• _Aim_
Leave out the pictures and copy everything else below exactly.

• _Data for processing_
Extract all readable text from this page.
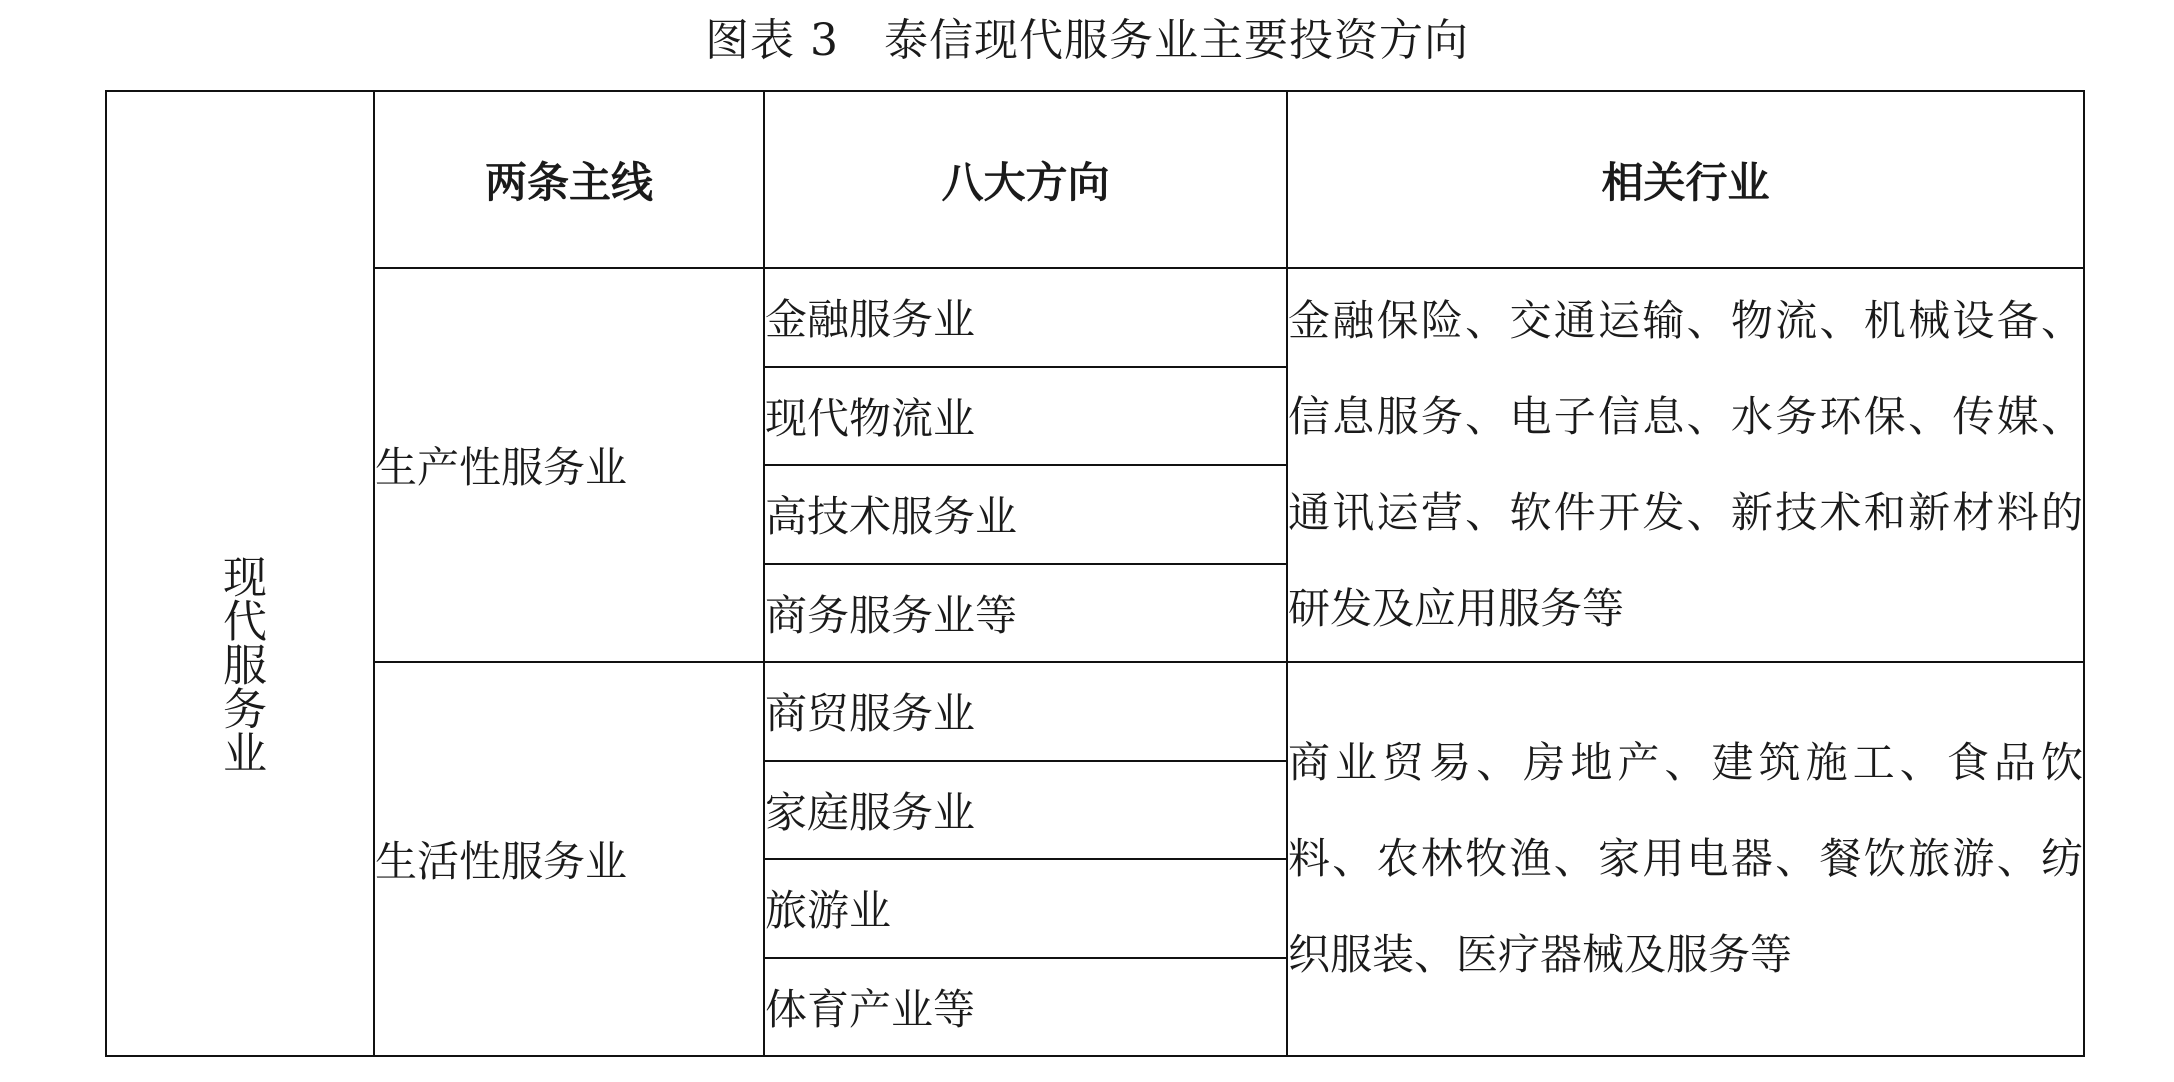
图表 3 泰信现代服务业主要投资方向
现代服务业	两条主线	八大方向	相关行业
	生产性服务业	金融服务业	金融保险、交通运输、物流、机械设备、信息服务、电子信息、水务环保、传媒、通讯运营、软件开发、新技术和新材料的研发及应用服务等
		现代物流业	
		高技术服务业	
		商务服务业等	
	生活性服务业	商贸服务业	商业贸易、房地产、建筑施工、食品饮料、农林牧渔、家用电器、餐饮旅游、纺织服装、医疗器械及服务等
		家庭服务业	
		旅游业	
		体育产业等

• _Solution to this exercise_
Extract all readable text from this page.
图表 3 泰信现代服务业主要投资方向
现代服务业	两条主线	八大方向	相关行业
	生产性服务业	金融服务业	金融保险、交通运输、物流、机械设备、信息服务、电子信息、水务环保、传媒、通讯运营、软件开发、新技术和新材料的研发及应用服务等
		现代物流业	
		高技术服务业	
		商务服务业等	
	生活性服务业	商贸服务业	商业贸易、房地产、建筑施工、食品饮料、农林牧渔、家用电器、餐饮旅游、纺织服装、医疗器械及服务等
		家庭服务业	
		旅游业	
		体育产业等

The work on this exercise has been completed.